> RAW DATA:
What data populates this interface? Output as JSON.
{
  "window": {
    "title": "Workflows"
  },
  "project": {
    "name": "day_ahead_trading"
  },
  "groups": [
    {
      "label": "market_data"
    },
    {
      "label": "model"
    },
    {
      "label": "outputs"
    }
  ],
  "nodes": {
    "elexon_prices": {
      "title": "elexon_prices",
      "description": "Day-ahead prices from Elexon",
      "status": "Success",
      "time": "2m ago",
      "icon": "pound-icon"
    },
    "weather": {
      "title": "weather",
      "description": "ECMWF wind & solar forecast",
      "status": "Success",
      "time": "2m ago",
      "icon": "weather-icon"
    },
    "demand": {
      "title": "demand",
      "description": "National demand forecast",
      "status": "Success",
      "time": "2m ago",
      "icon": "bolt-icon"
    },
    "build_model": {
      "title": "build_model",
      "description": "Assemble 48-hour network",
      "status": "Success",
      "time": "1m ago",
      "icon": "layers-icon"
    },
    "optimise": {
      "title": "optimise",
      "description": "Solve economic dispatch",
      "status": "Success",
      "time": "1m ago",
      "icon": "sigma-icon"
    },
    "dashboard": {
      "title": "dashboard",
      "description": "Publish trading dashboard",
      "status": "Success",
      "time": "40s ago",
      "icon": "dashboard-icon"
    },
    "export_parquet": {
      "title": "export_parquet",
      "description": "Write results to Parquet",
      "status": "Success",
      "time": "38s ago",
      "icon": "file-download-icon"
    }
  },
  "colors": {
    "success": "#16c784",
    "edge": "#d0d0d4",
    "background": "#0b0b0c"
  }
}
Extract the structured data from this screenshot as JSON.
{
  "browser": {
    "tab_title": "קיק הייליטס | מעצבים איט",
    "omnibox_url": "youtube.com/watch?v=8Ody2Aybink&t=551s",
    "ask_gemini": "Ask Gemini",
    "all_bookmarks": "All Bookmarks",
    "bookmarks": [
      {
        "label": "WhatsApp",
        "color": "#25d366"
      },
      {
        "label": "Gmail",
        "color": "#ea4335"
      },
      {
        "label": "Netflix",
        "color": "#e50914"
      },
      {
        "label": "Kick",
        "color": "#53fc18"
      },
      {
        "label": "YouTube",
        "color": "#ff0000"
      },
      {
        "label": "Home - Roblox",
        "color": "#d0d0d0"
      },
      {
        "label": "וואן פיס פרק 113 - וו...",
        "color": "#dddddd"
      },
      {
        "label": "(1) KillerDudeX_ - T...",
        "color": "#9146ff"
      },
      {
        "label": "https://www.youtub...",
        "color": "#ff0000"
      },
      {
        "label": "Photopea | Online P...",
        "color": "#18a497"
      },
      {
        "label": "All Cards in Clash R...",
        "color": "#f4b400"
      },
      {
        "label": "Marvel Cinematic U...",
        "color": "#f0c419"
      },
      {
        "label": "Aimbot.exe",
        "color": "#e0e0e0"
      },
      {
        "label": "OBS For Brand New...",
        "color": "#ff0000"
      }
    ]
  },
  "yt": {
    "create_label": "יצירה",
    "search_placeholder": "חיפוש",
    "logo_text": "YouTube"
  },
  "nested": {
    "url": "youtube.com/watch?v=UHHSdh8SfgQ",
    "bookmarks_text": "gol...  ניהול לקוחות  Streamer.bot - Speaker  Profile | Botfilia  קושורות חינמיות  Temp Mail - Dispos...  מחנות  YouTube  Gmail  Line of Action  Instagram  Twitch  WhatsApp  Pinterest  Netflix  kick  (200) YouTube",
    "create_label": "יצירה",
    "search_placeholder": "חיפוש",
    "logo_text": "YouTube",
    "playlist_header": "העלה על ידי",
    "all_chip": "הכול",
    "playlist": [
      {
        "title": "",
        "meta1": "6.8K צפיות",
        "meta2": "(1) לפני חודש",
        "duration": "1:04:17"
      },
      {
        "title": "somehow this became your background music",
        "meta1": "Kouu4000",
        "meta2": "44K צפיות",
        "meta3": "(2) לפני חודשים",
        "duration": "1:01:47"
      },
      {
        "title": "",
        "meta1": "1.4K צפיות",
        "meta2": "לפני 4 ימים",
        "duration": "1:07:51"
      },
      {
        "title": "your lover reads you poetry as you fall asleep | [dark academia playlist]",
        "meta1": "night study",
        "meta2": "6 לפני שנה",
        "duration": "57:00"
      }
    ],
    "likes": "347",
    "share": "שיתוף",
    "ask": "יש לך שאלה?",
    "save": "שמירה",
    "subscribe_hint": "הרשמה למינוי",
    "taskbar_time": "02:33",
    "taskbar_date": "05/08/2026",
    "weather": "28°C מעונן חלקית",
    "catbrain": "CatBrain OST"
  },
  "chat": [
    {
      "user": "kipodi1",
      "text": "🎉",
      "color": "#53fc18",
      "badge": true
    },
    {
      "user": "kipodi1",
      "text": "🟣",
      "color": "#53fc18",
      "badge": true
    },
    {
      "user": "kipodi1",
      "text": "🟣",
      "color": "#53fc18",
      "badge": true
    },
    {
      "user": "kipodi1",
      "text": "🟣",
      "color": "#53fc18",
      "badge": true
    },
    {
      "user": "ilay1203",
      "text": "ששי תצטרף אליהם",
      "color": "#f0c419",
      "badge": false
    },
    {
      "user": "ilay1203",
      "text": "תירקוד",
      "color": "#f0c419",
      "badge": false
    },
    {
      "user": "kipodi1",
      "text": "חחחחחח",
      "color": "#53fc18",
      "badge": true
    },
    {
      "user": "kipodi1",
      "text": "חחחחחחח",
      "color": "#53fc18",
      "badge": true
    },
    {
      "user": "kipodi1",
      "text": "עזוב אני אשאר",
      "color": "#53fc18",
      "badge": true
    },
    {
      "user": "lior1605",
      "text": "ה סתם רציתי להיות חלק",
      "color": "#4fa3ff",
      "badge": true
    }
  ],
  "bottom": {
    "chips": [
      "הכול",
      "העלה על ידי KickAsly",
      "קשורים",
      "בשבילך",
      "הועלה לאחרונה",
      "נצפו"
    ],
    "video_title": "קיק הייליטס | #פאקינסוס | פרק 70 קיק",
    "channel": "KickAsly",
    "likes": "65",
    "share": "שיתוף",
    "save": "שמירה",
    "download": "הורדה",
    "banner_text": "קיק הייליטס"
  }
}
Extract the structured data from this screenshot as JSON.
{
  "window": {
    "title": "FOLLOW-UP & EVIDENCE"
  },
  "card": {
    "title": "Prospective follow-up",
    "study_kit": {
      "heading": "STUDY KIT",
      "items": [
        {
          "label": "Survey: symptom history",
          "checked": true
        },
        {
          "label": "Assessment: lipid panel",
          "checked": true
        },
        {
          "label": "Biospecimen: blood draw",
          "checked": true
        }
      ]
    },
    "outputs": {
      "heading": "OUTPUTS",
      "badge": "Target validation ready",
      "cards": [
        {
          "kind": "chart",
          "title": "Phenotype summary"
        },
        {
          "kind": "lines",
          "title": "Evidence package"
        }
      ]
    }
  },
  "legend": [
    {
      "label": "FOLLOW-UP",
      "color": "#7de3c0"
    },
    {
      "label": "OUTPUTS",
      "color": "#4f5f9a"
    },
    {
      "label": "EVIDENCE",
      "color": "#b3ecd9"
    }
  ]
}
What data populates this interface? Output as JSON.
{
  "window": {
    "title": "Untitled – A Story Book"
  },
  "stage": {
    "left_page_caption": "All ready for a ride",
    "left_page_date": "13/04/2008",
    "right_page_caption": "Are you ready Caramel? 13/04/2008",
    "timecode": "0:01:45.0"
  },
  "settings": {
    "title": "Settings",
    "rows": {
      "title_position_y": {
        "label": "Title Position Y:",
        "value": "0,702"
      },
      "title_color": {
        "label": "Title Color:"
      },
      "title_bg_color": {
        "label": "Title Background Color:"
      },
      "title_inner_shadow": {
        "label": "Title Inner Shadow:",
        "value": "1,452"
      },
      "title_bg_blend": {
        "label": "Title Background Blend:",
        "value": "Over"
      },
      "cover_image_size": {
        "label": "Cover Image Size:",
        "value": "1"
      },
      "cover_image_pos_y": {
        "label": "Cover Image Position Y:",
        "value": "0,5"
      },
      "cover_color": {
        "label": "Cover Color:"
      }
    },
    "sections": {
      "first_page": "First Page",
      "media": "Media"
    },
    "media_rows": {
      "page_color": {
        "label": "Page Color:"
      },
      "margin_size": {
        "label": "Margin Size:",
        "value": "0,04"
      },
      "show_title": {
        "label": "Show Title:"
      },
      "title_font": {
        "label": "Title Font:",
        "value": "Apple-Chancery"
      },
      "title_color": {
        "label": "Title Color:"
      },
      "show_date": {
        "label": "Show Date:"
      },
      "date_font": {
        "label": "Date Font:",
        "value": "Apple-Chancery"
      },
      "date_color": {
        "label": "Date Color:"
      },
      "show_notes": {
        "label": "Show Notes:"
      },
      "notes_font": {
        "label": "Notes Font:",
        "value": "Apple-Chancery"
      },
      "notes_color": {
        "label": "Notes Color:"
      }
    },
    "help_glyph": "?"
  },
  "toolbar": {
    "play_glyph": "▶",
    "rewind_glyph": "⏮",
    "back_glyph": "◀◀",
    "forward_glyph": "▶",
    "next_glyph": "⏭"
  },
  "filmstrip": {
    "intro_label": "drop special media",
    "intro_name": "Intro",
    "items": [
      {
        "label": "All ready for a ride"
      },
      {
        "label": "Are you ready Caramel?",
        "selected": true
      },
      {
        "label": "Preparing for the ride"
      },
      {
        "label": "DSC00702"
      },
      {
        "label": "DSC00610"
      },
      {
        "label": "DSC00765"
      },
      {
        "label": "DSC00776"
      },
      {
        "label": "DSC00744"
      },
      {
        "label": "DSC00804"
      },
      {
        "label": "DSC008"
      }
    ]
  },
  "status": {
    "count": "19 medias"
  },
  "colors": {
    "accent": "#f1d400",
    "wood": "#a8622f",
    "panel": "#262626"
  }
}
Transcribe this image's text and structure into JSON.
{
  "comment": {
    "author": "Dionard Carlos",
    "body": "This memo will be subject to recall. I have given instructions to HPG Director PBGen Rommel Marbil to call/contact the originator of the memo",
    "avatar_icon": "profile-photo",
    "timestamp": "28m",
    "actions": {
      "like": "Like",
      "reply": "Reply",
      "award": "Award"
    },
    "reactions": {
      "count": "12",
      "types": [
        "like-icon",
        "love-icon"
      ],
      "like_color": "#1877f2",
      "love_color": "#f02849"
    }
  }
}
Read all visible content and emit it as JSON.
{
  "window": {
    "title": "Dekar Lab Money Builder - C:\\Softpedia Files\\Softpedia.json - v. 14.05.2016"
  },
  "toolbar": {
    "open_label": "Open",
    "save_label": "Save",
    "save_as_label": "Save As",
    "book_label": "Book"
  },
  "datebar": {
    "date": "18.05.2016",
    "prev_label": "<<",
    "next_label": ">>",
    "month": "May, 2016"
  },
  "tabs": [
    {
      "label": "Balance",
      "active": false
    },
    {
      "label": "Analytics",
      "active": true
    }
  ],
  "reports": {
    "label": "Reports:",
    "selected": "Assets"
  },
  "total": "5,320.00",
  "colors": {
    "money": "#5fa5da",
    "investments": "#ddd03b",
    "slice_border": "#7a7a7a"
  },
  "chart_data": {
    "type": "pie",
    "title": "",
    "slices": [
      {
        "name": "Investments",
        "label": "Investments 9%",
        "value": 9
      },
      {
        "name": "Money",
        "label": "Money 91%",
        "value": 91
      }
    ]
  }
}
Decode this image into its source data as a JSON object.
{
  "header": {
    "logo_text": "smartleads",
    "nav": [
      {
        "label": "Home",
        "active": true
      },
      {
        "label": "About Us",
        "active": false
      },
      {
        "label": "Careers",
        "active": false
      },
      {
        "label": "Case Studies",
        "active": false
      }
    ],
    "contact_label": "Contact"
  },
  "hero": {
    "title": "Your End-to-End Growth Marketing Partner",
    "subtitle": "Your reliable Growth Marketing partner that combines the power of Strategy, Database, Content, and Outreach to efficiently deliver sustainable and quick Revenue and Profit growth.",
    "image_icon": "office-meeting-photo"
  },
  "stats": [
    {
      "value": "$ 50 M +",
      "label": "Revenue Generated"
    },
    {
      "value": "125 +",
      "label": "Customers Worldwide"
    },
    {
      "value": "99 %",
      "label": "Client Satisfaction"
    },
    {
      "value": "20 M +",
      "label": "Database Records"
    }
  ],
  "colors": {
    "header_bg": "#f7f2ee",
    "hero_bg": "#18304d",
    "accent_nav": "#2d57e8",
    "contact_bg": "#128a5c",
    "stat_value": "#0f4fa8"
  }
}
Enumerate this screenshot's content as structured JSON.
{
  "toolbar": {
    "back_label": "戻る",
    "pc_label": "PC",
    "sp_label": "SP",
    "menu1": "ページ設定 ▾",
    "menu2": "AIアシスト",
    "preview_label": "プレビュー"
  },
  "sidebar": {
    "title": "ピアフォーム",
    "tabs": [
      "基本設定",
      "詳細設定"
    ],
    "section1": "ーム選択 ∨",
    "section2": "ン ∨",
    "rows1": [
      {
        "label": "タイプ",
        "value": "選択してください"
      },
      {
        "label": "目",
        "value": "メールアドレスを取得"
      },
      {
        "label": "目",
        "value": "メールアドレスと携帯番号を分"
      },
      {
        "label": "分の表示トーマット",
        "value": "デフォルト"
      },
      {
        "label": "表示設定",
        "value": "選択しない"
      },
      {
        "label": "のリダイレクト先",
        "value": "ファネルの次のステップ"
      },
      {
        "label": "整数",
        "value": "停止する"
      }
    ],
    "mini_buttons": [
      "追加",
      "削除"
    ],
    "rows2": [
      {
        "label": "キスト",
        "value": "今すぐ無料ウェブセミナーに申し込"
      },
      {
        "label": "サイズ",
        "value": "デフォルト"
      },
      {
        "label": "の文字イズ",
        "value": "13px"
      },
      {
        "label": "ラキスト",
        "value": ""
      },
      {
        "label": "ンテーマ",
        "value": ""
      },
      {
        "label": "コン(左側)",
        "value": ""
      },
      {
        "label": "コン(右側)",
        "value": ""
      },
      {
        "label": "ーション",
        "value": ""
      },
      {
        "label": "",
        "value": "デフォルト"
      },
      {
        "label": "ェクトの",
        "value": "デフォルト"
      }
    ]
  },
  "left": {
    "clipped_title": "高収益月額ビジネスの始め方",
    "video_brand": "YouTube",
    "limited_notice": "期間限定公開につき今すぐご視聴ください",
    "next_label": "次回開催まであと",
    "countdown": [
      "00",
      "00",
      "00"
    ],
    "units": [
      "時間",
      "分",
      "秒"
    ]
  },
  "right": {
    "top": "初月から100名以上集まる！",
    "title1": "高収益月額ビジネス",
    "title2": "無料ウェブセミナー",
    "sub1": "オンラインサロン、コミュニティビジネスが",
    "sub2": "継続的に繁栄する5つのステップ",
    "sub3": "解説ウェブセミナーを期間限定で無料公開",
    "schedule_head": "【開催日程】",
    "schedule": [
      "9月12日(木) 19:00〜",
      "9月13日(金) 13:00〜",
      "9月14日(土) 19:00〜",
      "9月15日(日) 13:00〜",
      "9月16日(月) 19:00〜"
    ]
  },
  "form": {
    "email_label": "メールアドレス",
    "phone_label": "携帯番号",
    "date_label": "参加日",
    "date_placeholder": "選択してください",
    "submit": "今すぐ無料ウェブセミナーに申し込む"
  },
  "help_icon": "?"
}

> WHAT THE TASK ASKS: Review the preceding data and report every line that includes the string "dashboard".

> SOLUTION:
    "dashboard": {
      "title": "dashboard",
      "description": "Publish trading dashboard",
      "icon": "dashboard-icon"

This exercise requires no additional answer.